-- What to do --
Return the rows starting at the line that contains "data-point <box>295 156 301 162</box>" and ending at the line that contains "data-point <box>204 84 209 90</box>", copied exactly with nothing else.

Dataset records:
◆ ◆ ◆ ◆ ◆ ◆ ◆
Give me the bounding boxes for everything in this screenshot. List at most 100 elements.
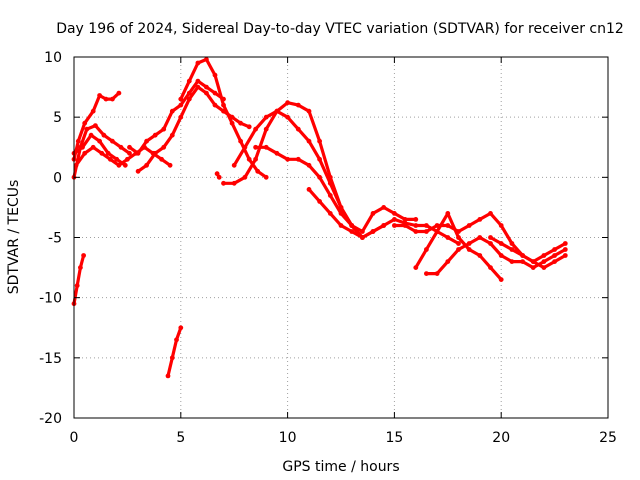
data-point <box>295 156 301 162</box>
x-tick-label: 20 <box>492 430 510 446</box>
data-point <box>306 108 312 114</box>
data-point <box>338 211 344 216</box>
data-point <box>80 144 85 150</box>
series-sat-j <box>254 145 418 234</box>
data-point <box>246 124 252 130</box>
data-point <box>552 247 557 252</box>
x-tick-labels: 0 5 10 15 20 25 <box>70 430 617 446</box>
data-point <box>90 144 96 150</box>
data-point <box>81 253 86 258</box>
data-point <box>204 57 209 62</box>
data-point <box>456 241 461 246</box>
data-point <box>238 138 244 144</box>
data-point <box>238 120 244 126</box>
data-point <box>174 337 179 343</box>
data-point <box>424 271 429 276</box>
y-tick-label: 10 <box>44 50 62 66</box>
x-tick-label: 0 <box>70 430 79 446</box>
data-point <box>285 100 290 106</box>
data-point <box>204 84 209 90</box>
data-point <box>317 156 322 162</box>
data-point <box>152 132 158 138</box>
data-point <box>392 217 397 222</box>
data-point <box>392 223 397 228</box>
data-point <box>445 259 451 264</box>
data-point <box>195 60 201 66</box>
data-point <box>466 247 472 252</box>
y-tick-labels: 10 5 0 -5 -10 -15 -20 <box>39 50 62 427</box>
data-point <box>338 223 344 228</box>
data-point <box>381 223 387 228</box>
data-point <box>306 138 312 144</box>
data-point <box>221 180 226 186</box>
data-point <box>101 132 107 138</box>
data-point <box>263 144 269 150</box>
data-point <box>295 126 301 132</box>
x-tick-label: 25 <box>599 430 617 446</box>
data-point <box>144 138 150 144</box>
data-point <box>562 247 568 252</box>
series-sat-q <box>166 326 183 378</box>
data-point <box>221 102 226 108</box>
data-point <box>263 174 269 180</box>
data-point <box>178 96 184 102</box>
series-sat-e <box>127 79 226 155</box>
series-sat-p <box>72 253 86 306</box>
data-point <box>231 180 237 186</box>
data-point <box>246 156 252 162</box>
data-point <box>488 235 493 240</box>
data-point <box>125 156 130 162</box>
data-point <box>178 325 184 331</box>
data-point <box>97 138 102 144</box>
data-point <box>178 114 184 120</box>
data-point <box>530 259 536 264</box>
x-axis-label: GPS time / hours <box>282 459 399 475</box>
data-point <box>424 229 429 234</box>
data-point <box>413 229 419 234</box>
data-point <box>434 271 440 276</box>
x-tick-label: 10 <box>279 430 297 446</box>
data-point <box>498 241 504 246</box>
data-point <box>445 211 451 216</box>
data-point <box>466 223 472 228</box>
data-point <box>349 223 355 228</box>
data-point <box>541 253 547 258</box>
data-point <box>552 253 557 258</box>
data-point <box>73 162 79 168</box>
data-point <box>116 162 122 168</box>
data-point <box>402 217 408 222</box>
data-point <box>212 102 218 108</box>
data-point <box>165 373 171 379</box>
data-point <box>488 211 493 216</box>
gridlines <box>74 57 608 418</box>
data-point <box>122 162 128 168</box>
x-tick-label: 15 <box>385 430 403 446</box>
y-tick-label: -20 <box>39 411 62 427</box>
data-point <box>105 150 111 156</box>
chart-title: Day 196 of 2024, Sidereal Day-to-day VTE… <box>56 21 624 37</box>
data-point <box>445 235 451 240</box>
data-point <box>118 144 124 150</box>
data-point <box>541 259 547 264</box>
data-point <box>541 265 547 270</box>
data-point <box>413 265 419 270</box>
data-point <box>253 144 258 150</box>
data-point <box>381 205 387 210</box>
y-tick-label: -5 <box>48 231 62 247</box>
data-point <box>167 162 173 168</box>
data-point <box>562 241 568 246</box>
data-point <box>477 253 483 258</box>
data-point <box>214 171 220 177</box>
data-point <box>274 108 280 114</box>
data-point <box>169 108 175 114</box>
data-point <box>562 253 568 258</box>
data-point <box>110 138 115 144</box>
data-point <box>274 150 280 156</box>
data-point <box>327 180 333 186</box>
data-point <box>161 126 167 132</box>
data-point <box>144 162 150 168</box>
data-point <box>231 162 237 168</box>
data-point <box>445 223 451 228</box>
data-point <box>392 211 397 216</box>
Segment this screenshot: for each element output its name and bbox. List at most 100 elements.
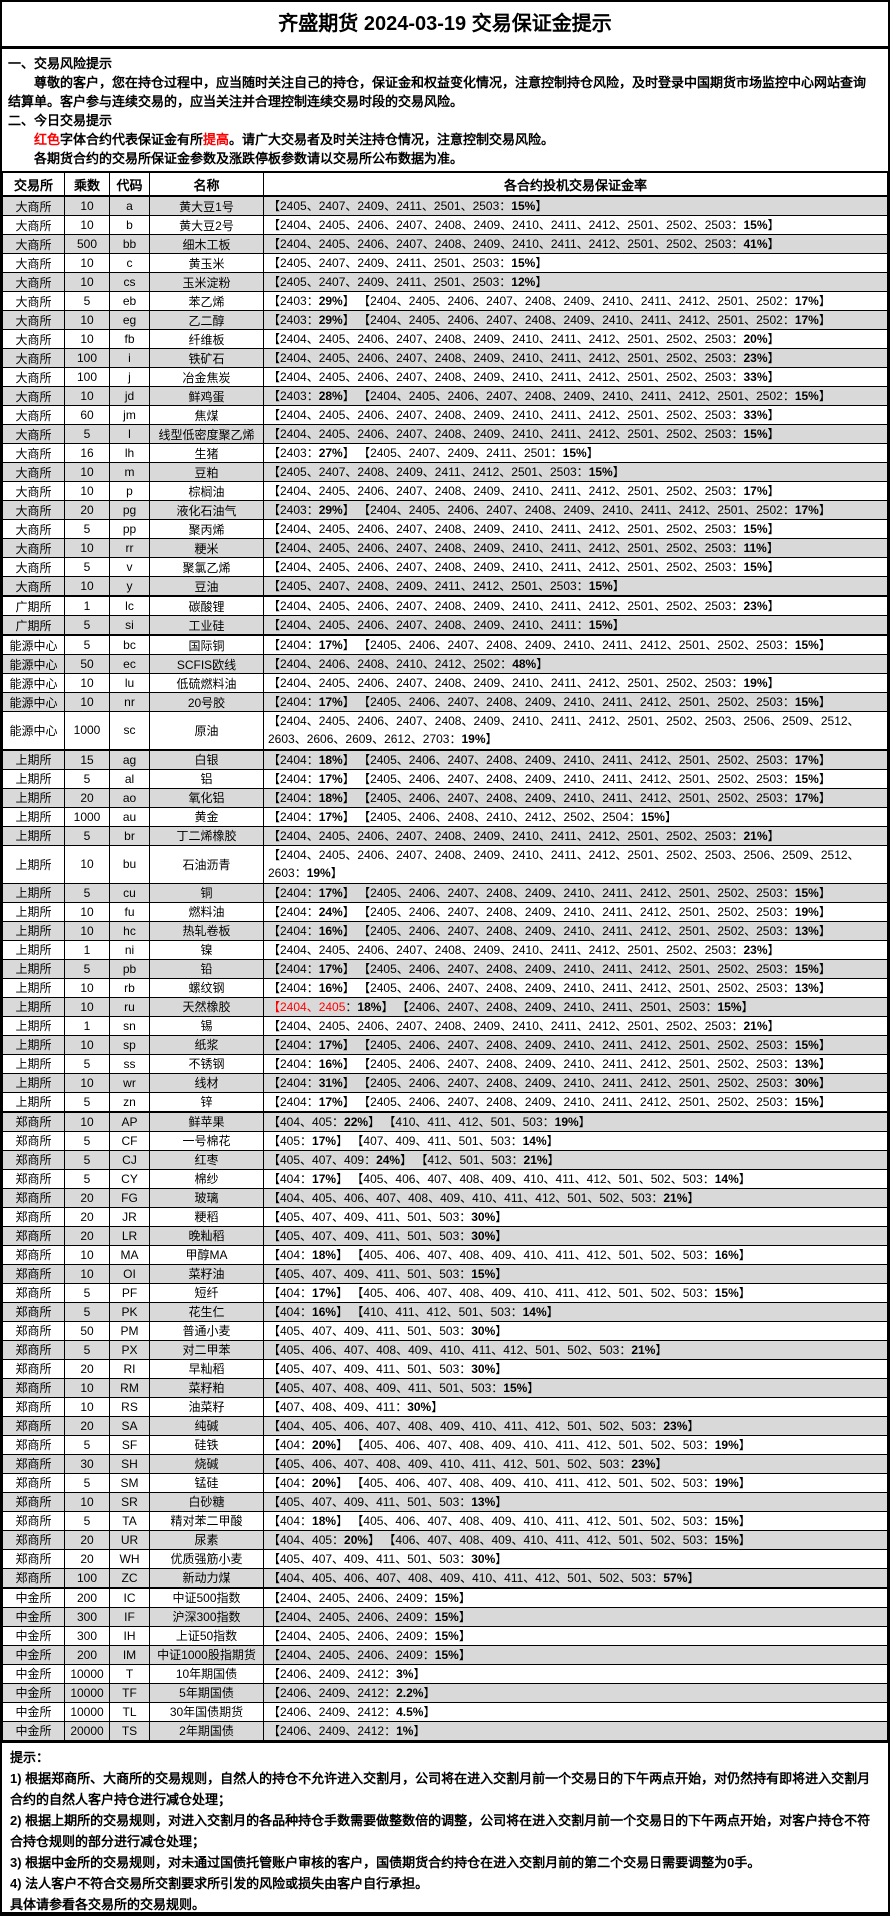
table-row: 郑商所 5 PK 花生仁 【404：16%】 【410、411、412、501、503：… bbox=[2, 1301, 888, 1322]
name-cell: 国际铜 bbox=[149, 634, 264, 655]
rate-text: 【2403： bbox=[268, 389, 319, 403]
rate-text: 23% bbox=[743, 942, 768, 957]
rate-text: 】 bbox=[738, 1171, 751, 1186]
rate-text: 】 bbox=[738, 1247, 751, 1262]
table-row: 中金所 300 IH 上证50指数 【2404、2405、2406、2409：15%】 bbox=[2, 1625, 888, 1646]
multiplier-cell: 10 bbox=[64, 844, 110, 884]
rate-cell: 【2405、2407、2409、2411、2501、2503：15%】 bbox=[263, 195, 888, 216]
rate-text: 】 bbox=[535, 199, 548, 213]
exchange-cell: 大商所 bbox=[2, 462, 65, 482]
rate-text: 】 bbox=[818, 961, 831, 976]
rate-cell: 【2404、2405、2406、2407、2408、2409、2410、2411… bbox=[263, 424, 888, 444]
rate-text: 【2404、2405、2406、2409： bbox=[268, 1590, 435, 1605]
rate-text: 【2404、2405、2406、2409： bbox=[268, 1628, 435, 1643]
rate-text: 】 bbox=[612, 579, 625, 593]
table-row: 郑商所 5 SM 锰硅 【404：20%】 【405、406、407、408、409、4… bbox=[2, 1472, 888, 1493]
code-cell: TL bbox=[109, 1701, 150, 1722]
multiplier-cell: 10 bbox=[64, 1034, 110, 1055]
multiplier-cell: 1000 bbox=[64, 806, 110, 827]
rate-cell: 【404：18%】 【405、406、407、408、409、410、411、4… bbox=[263, 1244, 888, 1265]
rate-cell: 【404、405：20%】 【406、407、408、409、410、411、4… bbox=[263, 1529, 888, 1550]
table-row: 大商所 16 lh 生猪 【2403：27%】 【2405、2407、2409、2411… bbox=[2, 443, 888, 463]
code-cell: pp bbox=[109, 519, 150, 539]
rate-cell: 【2404、2405、2406、2407、2408、2409、2410、2411… bbox=[263, 711, 888, 750]
exchange-cell: 大商所 bbox=[2, 215, 65, 235]
rate-text: 】 bbox=[485, 732, 498, 747]
rate-text: 】 bbox=[687, 1570, 700, 1585]
exchange-cell: 郑商所 bbox=[2, 1491, 65, 1512]
rate-text: 【404、405、406、407、408、409、410、411、412、501… bbox=[268, 1418, 664, 1433]
rate-text: 14% bbox=[714, 1171, 739, 1186]
multiplier-cell: 10 bbox=[64, 310, 110, 330]
rate-text: 】 bbox=[612, 465, 625, 479]
rate-text: 【2404： bbox=[268, 1056, 319, 1071]
rate-text: 33% bbox=[743, 370, 768, 384]
table-row: 上期所 10 fu 燃料油 【2404：24%】 【2405、2406、2407、240… bbox=[2, 901, 888, 922]
table-row: 大商所 500 bb 细木工板 【2404、2405、2406、2407、2408、24… bbox=[2, 234, 888, 254]
name-cell: 10年期国债 bbox=[149, 1663, 264, 1684]
rate-text: 】 【2405、2406、2407、2408、2409、2410、2411、24… bbox=[342, 961, 795, 976]
table-row: 中金所 10000 T 10年期国债 【2406、2409、2412：3%】 bbox=[2, 1663, 888, 1684]
rate-cell: 【2404：24%】 【2405、2406、2407、2408、2409、241… bbox=[263, 901, 888, 922]
rate-text: 【404、405： bbox=[268, 1532, 345, 1547]
code-cell: ag bbox=[109, 748, 150, 770]
rate-text: 15% bbox=[794, 1037, 819, 1052]
rate-text: 【405、407、409、411、501、503： bbox=[268, 1323, 472, 1338]
rate-text: 11% bbox=[743, 541, 767, 555]
rate-text: 24% bbox=[376, 1152, 401, 1167]
table-row: 大商所 5 l 线型低密度聚乙烯 【2404、2405、2406、2407、2408、2… bbox=[2, 424, 888, 444]
rate-text: 】 bbox=[767, 1018, 780, 1033]
rate-text: 【2404： bbox=[268, 638, 319, 652]
multiplier-cell: 100 bbox=[64, 1567, 110, 1588]
exchange-cell: 大商所 bbox=[2, 557, 65, 577]
rate-text: 15% bbox=[794, 638, 819, 652]
rate-text: 【2405、2407、2408、2409、2411、2412、2501、2503… bbox=[268, 465, 589, 479]
multiplier-cell: 20000 bbox=[64, 1720, 110, 1741]
rate-text: 15% bbox=[743, 218, 768, 232]
rate-text: 】 【2405、2406、2407、2408、2409、2410、2411、24… bbox=[342, 771, 795, 786]
rate-text: 15% bbox=[743, 522, 768, 536]
multiplier-cell: 20 bbox=[64, 1529, 110, 1550]
rate-text: 【404： bbox=[268, 1475, 313, 1490]
exchange-cell: 上期所 bbox=[2, 977, 65, 998]
rate-cell: 【405、407、409、411、501、503：30%】 bbox=[263, 1206, 888, 1227]
rate-text: 17% bbox=[794, 790, 819, 805]
today-note: 红色字体合约代表保证金有所提高。请广大交易者及时关注持仓情况，注意控制交易风险。 bbox=[8, 130, 878, 149]
table-row: 大商所 10 rr 粳米 【2404、2405、2406、2407、2408、2409、… bbox=[2, 538, 888, 558]
table-row: 郑商所 10 OI 菜籽油 【405、407、409、411、501、503：15%】 bbox=[2, 1263, 888, 1284]
code-cell: ru bbox=[109, 996, 150, 1017]
rate-text: 17% bbox=[318, 638, 343, 652]
rate-text: 14% bbox=[522, 1304, 547, 1319]
multiplier-cell: 10 bbox=[64, 272, 110, 292]
code-cell: y bbox=[109, 576, 150, 597]
rate-text: 】 【405、406、407、408、409、410、411、412、501、5… bbox=[336, 1475, 715, 1490]
rate-text: 【2404、2405、2406、2407、2408、2409、2410、2411… bbox=[268, 351, 744, 365]
rate-text: 23% bbox=[631, 1456, 656, 1471]
name-cell: 棕榈油 bbox=[149, 481, 264, 501]
rate-text: 】 bbox=[458, 1628, 471, 1643]
code-cell: rr bbox=[109, 538, 150, 558]
rate-text: 【2404、2405、2406、2407、2408、2409、2410、2411… bbox=[268, 714, 860, 747]
rate-text: 18% bbox=[318, 790, 343, 805]
rate-cell: 【2404、2405、2406、2407、2408、2409、2410、2411… bbox=[263, 844, 888, 884]
rate-cell: 【404：18%】 【405、406、407、408、409、410、411、4… bbox=[263, 1510, 888, 1531]
multiplier-cell: 300 bbox=[64, 1606, 110, 1627]
table-row: 郑商所 30 SH 烧碱 【405、406、407、408、409、410、411、41… bbox=[2, 1453, 888, 1474]
rate-text: 15% bbox=[794, 961, 819, 976]
rate-text: 18% bbox=[312, 1247, 337, 1262]
rate-text: 24% bbox=[318, 904, 343, 919]
multiplier-cell: 15 bbox=[64, 748, 110, 770]
table-row: 大商所 10 fb 纤维板 【2404、2405、2406、2407、2408、2409… bbox=[2, 329, 888, 349]
multiplier-cell: 10 bbox=[64, 538, 110, 558]
multiplier-cell: 5 bbox=[64, 1472, 110, 1493]
rate-text: 41% bbox=[743, 237, 768, 251]
code-cell: sn bbox=[109, 1015, 150, 1036]
name-cell: 聚氯乙烯 bbox=[149, 557, 264, 577]
multiplier-cell: 50 bbox=[64, 654, 110, 674]
rate-text: 【2404、2405、2406、2407、2408、2409、2410、2411… bbox=[268, 942, 744, 957]
rate-text: 】 bbox=[738, 1475, 751, 1490]
rate-text: 【2404、2405、2406、2407、2408、2409、2410、2411… bbox=[268, 332, 744, 346]
name-cell: 天然橡胶 bbox=[149, 996, 264, 1017]
rate-text: 【2404： bbox=[268, 885, 319, 900]
rate-text: 15% bbox=[794, 389, 819, 403]
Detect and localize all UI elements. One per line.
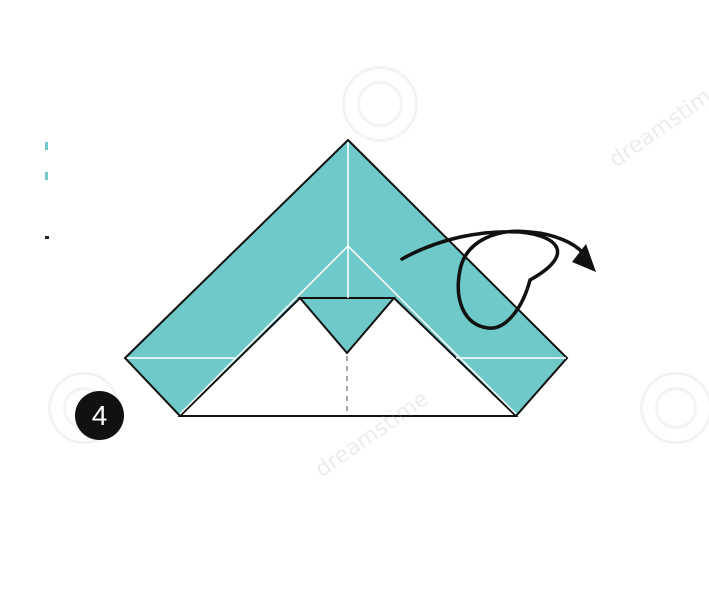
edge-mark [45,142,48,150]
turn-over-arrow [400,229,596,330]
edge-mark [45,172,48,180]
turn-over-arrow-path [400,229,587,330]
arrowhead-icon [572,244,596,272]
edge-mark [45,236,49,239]
crease-diagonal-right [347,245,517,415]
step-number-badge: 4 [75,391,124,440]
crease-diagonal-left [179,245,349,415]
center-flap [297,297,397,355]
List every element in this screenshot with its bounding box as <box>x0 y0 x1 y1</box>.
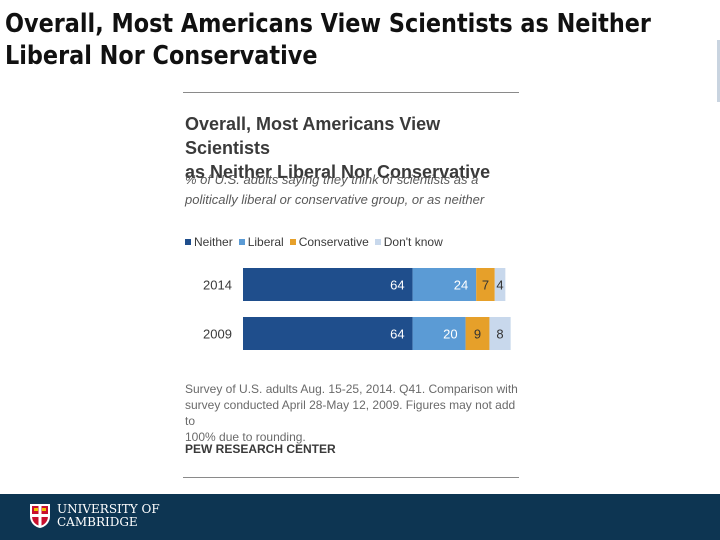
◆ ◆ ◆ ◆ ◆ ◆ ◆
-- Expected answer --
data-point <box>295 156 301 162</box>
x-tick-label: 20 <box>492 430 510 446</box>
data-point <box>306 108 312 114</box>
data-point <box>338 211 344 216</box>
data-point <box>80 144 85 150</box>
series-sat-j <box>254 145 418 234</box>
data-point <box>246 124 252 130</box>
data-point <box>552 247 557 252</box>
x-tick-labels: 0 5 10 15 20 25 <box>70 430 617 446</box>
data-point <box>90 144 96 150</box>
data-point <box>81 253 86 258</box>
data-point <box>204 57 209 62</box>
data-point <box>456 241 461 246</box>
data-point <box>238 138 244 144</box>
data-point <box>238 120 244 126</box>
data-point <box>174 337 179 343</box>
data-point <box>424 271 429 276</box>
y-tick-label: 10 <box>44 50 62 66</box>
x-tick-label: 0 <box>70 430 79 446</box>
data-point <box>285 100 290 106</box>
data-point <box>204 84 209 90</box>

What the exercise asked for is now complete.